(Items from a data source)
********
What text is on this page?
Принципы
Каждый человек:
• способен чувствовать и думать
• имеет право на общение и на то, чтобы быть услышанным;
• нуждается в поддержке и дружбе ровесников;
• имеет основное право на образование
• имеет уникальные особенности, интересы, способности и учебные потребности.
********
- _DO THIS_:
Each record above should be returned exactly as it appears.

- _TASK RESULT_:
What text is on this page?
Принципы
Каждый человек:
• способен чувствовать и думать
• имеет право на общение и на то, чтобы быть услышанным;
• нуждается в поддержке и дружбе ровесников;
• имеет основное право на образование
• имеет уникальные особенности, интересы, способности и учебные потребности.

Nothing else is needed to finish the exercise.